*The exercise*
Write out the records beneath this line exactly as they appear, minus any images.

*Information shown*
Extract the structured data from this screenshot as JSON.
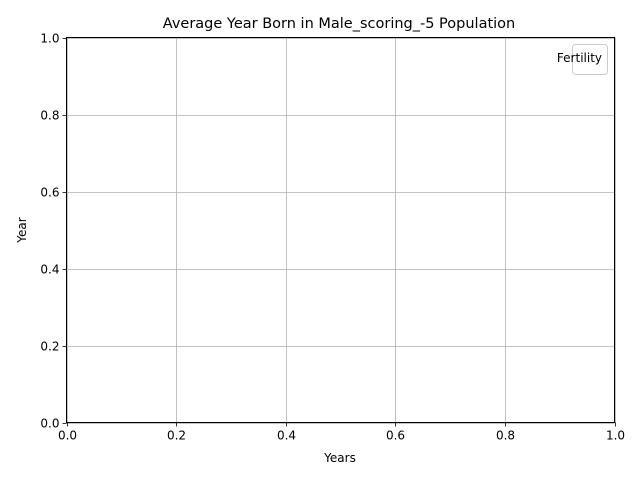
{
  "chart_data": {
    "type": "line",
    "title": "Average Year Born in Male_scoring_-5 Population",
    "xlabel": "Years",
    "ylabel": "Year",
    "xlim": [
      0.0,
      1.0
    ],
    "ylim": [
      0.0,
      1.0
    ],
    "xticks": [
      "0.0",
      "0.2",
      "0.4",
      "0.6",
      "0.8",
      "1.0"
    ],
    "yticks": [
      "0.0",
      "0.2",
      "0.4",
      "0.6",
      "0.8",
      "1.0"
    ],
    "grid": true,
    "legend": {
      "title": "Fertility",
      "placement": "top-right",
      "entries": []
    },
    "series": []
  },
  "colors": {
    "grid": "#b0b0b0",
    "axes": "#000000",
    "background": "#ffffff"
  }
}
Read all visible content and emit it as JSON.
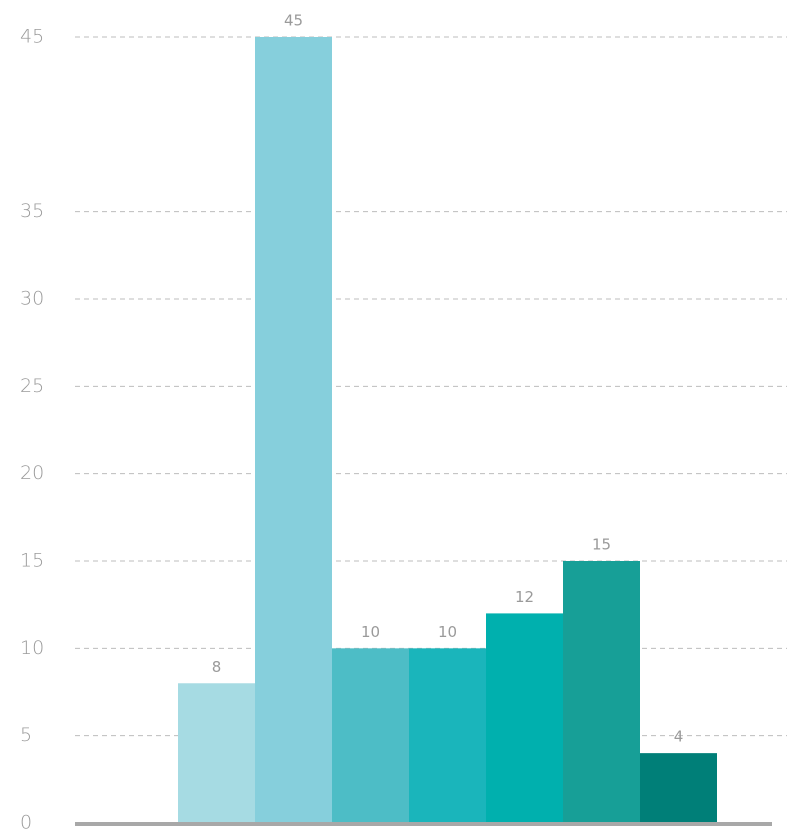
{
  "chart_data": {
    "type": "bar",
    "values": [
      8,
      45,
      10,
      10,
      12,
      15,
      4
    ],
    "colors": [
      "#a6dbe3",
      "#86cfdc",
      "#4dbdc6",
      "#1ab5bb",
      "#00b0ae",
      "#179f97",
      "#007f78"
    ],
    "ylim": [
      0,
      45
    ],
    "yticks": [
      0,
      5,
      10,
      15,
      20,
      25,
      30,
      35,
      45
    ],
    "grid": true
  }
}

*Exercise solution*
Extract the structured data from this screenshot as JSON.
{
  "chart_data": {
    "type": "line",
    "title": "Average Year Born in Male_scoring_-5 Population",
    "xlabel": "Years",
    "ylabel": "Year",
    "xlim": [
      0.0,
      1.0
    ],
    "ylim": [
      0.0,
      1.0
    ],
    "xticks": [
      "0.0",
      "0.2",
      "0.4",
      "0.6",
      "0.8",
      "1.0"
    ],
    "yticks": [
      "0.0",
      "0.2",
      "0.4",
      "0.6",
      "0.8",
      "1.0"
    ],
    "grid": true,
    "legend": {
      "title": "Fertility",
      "placement": "top-right",
      "entries": []
    },
    "series": []
  },
  "colors": {
    "grid": "#b0b0b0",
    "axes": "#000000",
    "background": "#ffffff"
  }
}
Read all visible content and emit it as JSON.
{
  "chart_data": {
    "type": "bar",
    "values": [
      8,
      45,
      10,
      10,
      12,
      15,
      4
    ],
    "colors": [
      "#a6dbe3",
      "#86cfdc",
      "#4dbdc6",
      "#1ab5bb",
      "#00b0ae",
      "#179f97",
      "#007f78"
    ],
    "ylim": [
      0,
      45
    ],
    "yticks": [
      0,
      5,
      10,
      15,
      20,
      25,
      30,
      35,
      45
    ],
    "grid": true
  }
}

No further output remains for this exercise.